#### What needs to be done
Scan the records below. List lines holding "связи".

#### Given records
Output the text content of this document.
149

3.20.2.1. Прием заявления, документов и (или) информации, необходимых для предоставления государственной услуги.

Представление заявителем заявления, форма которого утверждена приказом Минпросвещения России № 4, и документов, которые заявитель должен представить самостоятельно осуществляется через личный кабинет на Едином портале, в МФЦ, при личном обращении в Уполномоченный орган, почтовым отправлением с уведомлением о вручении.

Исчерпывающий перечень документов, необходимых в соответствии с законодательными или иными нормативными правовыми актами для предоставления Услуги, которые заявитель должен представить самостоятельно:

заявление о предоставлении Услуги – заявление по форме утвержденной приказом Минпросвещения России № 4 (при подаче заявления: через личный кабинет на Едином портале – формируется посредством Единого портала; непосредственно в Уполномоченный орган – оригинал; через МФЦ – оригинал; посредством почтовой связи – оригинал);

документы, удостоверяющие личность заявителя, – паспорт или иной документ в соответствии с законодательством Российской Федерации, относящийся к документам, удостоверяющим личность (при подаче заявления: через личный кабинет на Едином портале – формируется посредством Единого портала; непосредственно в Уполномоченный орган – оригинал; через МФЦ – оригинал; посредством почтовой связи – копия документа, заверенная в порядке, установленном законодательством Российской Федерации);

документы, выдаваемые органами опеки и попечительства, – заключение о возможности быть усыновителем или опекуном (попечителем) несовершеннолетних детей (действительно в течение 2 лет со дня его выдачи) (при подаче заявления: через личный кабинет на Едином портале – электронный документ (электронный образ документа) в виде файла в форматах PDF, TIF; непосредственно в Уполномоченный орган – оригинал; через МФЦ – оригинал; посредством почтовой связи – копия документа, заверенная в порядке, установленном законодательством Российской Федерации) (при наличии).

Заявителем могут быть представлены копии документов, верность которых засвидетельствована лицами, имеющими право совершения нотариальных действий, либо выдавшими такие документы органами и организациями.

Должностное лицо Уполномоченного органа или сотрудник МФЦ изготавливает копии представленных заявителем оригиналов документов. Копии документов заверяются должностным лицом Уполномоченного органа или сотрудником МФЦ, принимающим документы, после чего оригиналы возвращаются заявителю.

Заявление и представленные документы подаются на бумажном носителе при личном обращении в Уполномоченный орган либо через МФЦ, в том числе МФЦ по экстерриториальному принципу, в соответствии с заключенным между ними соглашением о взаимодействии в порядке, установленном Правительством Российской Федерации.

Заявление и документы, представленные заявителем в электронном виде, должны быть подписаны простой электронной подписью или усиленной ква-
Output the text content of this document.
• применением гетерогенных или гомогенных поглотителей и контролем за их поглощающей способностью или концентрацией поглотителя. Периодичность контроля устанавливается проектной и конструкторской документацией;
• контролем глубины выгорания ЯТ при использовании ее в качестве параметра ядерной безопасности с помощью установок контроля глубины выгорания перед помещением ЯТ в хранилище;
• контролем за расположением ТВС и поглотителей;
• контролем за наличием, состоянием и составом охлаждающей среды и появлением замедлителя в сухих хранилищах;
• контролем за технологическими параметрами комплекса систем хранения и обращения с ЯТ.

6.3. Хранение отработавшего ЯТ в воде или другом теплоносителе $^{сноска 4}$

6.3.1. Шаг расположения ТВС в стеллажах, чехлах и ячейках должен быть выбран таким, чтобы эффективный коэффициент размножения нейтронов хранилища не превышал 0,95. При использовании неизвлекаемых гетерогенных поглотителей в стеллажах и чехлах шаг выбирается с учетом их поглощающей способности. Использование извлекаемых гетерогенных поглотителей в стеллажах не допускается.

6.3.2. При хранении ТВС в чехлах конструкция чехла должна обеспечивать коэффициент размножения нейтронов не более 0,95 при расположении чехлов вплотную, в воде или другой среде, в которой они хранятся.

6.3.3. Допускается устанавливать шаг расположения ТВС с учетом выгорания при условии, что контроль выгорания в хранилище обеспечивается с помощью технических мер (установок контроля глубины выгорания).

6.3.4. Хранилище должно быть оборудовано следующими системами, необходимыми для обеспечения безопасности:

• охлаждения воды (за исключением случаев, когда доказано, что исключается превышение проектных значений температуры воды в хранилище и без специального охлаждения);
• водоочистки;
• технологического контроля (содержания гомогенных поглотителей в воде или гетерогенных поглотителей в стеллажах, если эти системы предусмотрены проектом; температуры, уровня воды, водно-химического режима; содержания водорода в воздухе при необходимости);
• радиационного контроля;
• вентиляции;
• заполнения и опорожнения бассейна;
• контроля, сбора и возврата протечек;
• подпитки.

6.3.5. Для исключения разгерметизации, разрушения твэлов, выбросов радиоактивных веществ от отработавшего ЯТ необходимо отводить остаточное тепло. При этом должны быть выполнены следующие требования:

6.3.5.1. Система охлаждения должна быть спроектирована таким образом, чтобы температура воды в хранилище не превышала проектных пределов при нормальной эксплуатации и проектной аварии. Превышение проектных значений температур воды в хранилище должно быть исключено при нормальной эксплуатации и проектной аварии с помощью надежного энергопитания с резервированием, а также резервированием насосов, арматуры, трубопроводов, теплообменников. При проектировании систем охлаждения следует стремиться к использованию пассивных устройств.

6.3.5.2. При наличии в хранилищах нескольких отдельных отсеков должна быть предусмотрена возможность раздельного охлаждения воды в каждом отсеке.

#### Response to this exercise
заявление о предоставлении Услуги – заявление по форме утвержденной приказом Минпросвещения России № 4 (при подаче заявления: через личный кабинет на Едином портале – формируется посредством Единого портала; непосредственно в Уполномоченный орган – оригинал; через МФЦ – оригинал; посредством почтовой связи – оригинал);
документы, удостоверяющие личность заявителя, – паспорт или иной документ в соответствии с законодательством Российской Федерации, относящийся к документам, удостоверяющим личность (при подаче заявления: через личный кабинет на Едином портале – формируется посредством Единого портала; непосредственно в Уполномоченный орган – оригинал; через МФЦ – оригинал; посредством почтовой связи – копия документа, заверенная в порядке, установленном законодательством Российской Федерации);
документы, выдаваемые органами опеки и попечительства, – заключение о возможности быть усыновителем или опекуном (попечителем) несовершеннолетних детей (действительно в течение 2 лет со дня его выдачи) (при подаче заявления: через личный кабинет на Едином портале – электронный документ (электронный образ документа) в виде файла в форматах PDF, TIF; непосредственно в Уполномоченный орган – оригинал; через МФЦ – оригинал; посредством почтовой связи – копия документа, заверенная в порядке, установленном законодательством Российской Федерации) (при наличии).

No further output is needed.